■ The problem: Verbatim output of all the material below is required.

Figure record extracts
begin

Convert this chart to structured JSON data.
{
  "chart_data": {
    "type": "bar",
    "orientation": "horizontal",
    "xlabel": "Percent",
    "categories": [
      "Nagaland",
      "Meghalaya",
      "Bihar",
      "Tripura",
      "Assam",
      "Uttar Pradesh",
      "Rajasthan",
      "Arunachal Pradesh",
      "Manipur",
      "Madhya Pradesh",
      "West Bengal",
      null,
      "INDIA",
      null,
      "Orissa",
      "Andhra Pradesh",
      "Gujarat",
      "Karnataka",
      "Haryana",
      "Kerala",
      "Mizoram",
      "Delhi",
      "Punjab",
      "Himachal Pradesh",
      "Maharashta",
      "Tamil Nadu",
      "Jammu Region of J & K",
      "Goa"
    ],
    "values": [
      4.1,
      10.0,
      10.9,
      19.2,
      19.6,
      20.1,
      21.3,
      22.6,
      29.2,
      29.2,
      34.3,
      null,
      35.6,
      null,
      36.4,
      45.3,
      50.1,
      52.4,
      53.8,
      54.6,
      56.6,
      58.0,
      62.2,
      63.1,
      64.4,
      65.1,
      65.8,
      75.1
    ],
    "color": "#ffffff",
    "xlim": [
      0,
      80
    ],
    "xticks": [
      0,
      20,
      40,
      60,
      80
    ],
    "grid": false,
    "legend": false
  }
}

end

■ Answer to this exercise:
Convert this chart to structured JSON data.
{
  "chart_data": {
    "type": "bar",
    "orientation": "horizontal",
    "xlabel": "Percent",
    "categories": [
      "Nagaland",
      "Meghalaya",
      "Bihar",
      "Tripura",
      "Assam",
      "Uttar Pradesh",
      "Rajasthan",
      "Arunachal Pradesh",
      "Manipur",
      "Madhya Pradesh",
      "West Bengal",
      null,
      "INDIA",
      null,
      "Orissa",
      "Andhra Pradesh",
      "Gujarat",
      "Karnataka",
      "Haryana",
      "Kerala",
      "Mizoram",
      "Delhi",
      "Punjab",
      "Himachal Pradesh",
      "Maharashta",
      "Tamil Nadu",
      "Jammu Region of J & K",
      "Goa"
    ],
    "values": [
      4.1,
      10.0,
      10.9,
      19.2,
      19.6,
      20.1,
      21.3,
      22.6,
      29.2,
      29.2,
      34.3,
      null,
      35.6,
      null,
      36.4,
      45.3,
      50.1,
      52.4,
      53.8,
      54.6,
      56.6,
      58.0,
      62.2,
      63.1,
      64.4,
      65.1,
      65.8,
      75.1
    ],
    "color": "#ffffff",
    "xlim": [
      0,
      80
    ],
    "xticks": [
      0,
      20,
      40,
      60,
      80
    ],
    "grid": false,
    "legend": false
  }
}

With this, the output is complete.